* _EXTRACTED DATA_
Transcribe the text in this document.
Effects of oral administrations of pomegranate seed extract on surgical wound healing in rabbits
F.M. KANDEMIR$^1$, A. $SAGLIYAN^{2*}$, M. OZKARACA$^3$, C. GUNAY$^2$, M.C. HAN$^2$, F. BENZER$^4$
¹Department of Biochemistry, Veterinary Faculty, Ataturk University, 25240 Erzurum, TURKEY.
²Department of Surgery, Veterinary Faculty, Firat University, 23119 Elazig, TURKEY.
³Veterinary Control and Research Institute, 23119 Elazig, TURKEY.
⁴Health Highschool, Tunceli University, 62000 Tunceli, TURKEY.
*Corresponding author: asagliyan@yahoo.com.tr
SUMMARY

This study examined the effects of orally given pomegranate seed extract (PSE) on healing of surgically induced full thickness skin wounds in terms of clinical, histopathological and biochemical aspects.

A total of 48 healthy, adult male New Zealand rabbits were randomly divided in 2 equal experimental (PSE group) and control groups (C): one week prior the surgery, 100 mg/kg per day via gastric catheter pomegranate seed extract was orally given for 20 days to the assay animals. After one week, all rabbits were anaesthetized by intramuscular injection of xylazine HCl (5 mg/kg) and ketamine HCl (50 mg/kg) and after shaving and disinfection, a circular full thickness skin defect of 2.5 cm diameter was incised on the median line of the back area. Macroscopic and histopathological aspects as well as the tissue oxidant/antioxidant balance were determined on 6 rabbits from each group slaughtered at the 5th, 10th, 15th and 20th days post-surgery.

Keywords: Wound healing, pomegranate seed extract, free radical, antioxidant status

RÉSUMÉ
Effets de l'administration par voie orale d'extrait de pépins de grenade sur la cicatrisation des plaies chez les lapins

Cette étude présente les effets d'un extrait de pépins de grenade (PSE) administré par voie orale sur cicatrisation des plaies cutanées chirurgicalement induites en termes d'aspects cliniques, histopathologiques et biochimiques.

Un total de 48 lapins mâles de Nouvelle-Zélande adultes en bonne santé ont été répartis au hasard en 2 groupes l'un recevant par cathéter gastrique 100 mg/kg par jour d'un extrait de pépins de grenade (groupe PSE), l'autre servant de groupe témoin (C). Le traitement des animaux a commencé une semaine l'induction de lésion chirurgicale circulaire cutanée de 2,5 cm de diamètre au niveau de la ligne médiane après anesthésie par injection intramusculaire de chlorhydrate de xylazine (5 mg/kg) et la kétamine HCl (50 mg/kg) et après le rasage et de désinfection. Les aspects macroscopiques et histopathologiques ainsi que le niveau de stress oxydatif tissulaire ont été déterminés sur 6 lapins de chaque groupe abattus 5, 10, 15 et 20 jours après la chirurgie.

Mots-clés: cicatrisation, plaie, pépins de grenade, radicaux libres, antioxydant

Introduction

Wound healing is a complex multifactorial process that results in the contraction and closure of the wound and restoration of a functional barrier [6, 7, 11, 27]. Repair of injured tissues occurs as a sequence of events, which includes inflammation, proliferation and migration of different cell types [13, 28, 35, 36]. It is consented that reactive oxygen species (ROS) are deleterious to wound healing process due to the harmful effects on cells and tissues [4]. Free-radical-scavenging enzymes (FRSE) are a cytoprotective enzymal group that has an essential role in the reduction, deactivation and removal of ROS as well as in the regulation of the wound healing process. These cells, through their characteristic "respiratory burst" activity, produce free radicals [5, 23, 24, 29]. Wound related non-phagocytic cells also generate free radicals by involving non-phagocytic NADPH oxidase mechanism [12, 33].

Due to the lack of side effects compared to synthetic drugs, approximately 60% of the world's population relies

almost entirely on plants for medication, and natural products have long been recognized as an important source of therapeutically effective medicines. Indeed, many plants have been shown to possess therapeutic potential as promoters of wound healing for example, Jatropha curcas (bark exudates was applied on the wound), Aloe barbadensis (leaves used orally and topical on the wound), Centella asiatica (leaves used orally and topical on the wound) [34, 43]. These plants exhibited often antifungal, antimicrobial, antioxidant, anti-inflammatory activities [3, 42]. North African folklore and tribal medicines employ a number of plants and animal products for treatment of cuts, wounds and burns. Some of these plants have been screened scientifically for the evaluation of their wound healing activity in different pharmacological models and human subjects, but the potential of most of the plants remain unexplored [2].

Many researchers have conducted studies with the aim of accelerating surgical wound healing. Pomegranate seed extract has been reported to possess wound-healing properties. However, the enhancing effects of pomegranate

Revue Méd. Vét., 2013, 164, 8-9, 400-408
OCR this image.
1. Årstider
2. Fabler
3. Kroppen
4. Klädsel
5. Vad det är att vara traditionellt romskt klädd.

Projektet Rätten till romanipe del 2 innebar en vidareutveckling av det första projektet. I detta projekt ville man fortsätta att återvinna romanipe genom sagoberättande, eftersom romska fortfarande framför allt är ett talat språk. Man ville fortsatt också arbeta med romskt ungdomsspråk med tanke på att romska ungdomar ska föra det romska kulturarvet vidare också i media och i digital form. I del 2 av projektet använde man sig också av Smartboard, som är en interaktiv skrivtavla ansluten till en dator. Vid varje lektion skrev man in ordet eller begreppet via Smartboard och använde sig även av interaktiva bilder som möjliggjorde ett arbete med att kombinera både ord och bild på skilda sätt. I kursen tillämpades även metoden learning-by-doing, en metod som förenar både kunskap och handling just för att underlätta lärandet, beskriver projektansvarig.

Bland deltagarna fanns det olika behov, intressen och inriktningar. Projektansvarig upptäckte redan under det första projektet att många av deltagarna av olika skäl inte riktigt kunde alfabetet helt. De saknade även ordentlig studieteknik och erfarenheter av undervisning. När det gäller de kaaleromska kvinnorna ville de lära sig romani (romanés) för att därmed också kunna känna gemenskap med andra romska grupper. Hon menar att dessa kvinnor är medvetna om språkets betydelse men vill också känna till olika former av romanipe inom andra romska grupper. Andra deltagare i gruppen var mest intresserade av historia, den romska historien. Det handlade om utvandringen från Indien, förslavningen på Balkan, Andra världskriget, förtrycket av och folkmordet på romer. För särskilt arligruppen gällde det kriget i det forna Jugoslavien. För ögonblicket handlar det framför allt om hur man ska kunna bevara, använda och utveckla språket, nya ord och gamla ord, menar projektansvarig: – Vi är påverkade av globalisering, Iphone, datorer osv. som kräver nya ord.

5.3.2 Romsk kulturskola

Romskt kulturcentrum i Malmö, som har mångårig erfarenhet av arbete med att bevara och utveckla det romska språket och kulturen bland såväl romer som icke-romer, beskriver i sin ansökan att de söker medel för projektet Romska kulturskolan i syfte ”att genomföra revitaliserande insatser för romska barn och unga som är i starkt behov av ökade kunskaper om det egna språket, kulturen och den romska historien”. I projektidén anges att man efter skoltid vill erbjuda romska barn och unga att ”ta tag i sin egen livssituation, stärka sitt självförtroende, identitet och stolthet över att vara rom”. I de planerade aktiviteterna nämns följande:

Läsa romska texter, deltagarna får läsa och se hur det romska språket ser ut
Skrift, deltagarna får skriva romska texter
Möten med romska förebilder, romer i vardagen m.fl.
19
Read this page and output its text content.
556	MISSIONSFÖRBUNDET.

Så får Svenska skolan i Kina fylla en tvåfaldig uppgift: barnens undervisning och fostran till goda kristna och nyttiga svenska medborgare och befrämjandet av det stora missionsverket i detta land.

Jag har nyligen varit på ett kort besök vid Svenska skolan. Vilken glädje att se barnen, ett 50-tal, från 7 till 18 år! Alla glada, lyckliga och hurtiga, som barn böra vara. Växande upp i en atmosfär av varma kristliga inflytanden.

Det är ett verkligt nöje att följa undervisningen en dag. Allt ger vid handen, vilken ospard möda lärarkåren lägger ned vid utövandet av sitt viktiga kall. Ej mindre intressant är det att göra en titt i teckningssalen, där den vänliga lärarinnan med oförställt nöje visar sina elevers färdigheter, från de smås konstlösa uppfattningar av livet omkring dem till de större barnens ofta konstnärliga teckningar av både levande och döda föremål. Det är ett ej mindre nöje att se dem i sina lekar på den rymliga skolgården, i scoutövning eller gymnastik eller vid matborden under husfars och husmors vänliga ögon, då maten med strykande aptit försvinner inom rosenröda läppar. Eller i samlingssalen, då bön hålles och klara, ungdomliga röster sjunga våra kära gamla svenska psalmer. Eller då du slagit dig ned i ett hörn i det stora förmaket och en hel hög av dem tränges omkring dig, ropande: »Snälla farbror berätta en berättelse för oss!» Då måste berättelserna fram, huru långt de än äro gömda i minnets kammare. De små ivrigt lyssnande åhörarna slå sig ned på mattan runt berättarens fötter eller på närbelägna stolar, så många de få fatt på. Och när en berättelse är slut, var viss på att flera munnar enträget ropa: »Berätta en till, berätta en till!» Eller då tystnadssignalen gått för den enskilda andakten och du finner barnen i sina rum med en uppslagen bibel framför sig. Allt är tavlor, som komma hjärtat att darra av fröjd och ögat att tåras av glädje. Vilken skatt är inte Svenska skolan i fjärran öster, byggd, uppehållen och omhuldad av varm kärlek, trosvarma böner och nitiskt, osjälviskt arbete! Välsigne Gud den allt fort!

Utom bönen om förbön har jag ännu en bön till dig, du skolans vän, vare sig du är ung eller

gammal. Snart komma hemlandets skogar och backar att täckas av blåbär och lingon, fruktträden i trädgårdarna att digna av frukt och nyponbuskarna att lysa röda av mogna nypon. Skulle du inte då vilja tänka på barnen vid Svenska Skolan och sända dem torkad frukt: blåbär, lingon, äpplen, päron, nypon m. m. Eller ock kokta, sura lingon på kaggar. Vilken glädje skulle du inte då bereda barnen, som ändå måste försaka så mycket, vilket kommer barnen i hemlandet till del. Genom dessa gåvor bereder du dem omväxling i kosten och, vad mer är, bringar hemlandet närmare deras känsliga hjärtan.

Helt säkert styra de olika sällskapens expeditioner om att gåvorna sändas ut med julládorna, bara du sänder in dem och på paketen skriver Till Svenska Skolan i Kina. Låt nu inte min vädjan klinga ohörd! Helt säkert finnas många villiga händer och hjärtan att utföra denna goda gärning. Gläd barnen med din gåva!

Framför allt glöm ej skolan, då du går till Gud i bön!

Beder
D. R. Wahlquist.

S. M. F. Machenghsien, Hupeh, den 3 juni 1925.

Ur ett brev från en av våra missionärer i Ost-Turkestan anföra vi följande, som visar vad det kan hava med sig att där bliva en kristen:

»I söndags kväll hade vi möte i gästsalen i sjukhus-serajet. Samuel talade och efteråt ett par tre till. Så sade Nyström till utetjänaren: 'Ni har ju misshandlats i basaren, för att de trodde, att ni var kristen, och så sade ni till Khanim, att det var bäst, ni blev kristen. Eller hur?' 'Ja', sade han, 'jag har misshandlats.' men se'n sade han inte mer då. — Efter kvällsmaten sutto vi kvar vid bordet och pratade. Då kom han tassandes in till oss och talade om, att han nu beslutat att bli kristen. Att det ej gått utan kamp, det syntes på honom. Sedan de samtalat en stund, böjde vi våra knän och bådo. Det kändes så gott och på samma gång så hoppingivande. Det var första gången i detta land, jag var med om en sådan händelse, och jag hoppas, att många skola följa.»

* _TASK DIRECTIONS_
From the listing above, pick out each line where the word "följande" appears.

* _YOUR SOLUTION_
Romskt kulturcentrum i Malmö, som har mångårig erfarenhet av arbete med att bevara och utveckla det romska språket och kulturen bland såväl romer som icke-romer, beskriver i sin ansökan att de söker medel för projektet Romska kulturskolan i syfte ”att genomföra revitaliserande insatser för romska barn och unga som är i starkt behov av ökade kunskaper om det egna språket, kulturen och den romska historien”. I projektidén anges att man efter skoltid vill erbjuda romska barn och unga att ”ta tag i sin egen livssituation, stärka sitt självförtroende, identitet och stolthet över att vara rom”. I de planerade aktiviteterna nämns följande:
Ur ett brev från en av våra missionärer i Ost-Turkestan anföra vi följande, som visar vad det kan hava med sig att där bliva en kristen:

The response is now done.